_Saved entries_:

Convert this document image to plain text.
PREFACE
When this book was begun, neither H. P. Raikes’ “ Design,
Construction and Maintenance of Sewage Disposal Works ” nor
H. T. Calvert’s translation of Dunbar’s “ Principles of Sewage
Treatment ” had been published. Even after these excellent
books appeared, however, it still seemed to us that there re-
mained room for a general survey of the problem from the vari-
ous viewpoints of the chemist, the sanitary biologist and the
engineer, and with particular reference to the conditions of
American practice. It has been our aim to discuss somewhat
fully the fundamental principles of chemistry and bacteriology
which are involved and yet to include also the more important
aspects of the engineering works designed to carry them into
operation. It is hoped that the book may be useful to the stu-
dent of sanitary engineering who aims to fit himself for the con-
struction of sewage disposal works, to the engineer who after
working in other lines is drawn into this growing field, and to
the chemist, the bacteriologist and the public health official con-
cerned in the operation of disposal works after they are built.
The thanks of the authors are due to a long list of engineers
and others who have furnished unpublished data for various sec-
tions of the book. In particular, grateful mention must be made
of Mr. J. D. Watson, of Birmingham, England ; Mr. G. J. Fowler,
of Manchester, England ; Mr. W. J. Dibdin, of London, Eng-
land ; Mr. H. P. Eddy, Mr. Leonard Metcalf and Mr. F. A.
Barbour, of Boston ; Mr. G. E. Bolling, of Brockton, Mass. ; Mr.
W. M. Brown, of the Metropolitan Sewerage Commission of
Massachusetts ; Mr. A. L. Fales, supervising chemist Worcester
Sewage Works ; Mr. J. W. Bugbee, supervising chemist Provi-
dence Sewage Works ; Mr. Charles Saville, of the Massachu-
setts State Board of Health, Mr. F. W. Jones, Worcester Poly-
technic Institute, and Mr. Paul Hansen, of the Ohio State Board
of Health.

_Exercise objective_: Find the lines in the records that contain the word "particular", then copy every one of them.

_Your response_:
engineer, and with particular reference to the conditions of
tions of the book. In particular, grateful mention must be made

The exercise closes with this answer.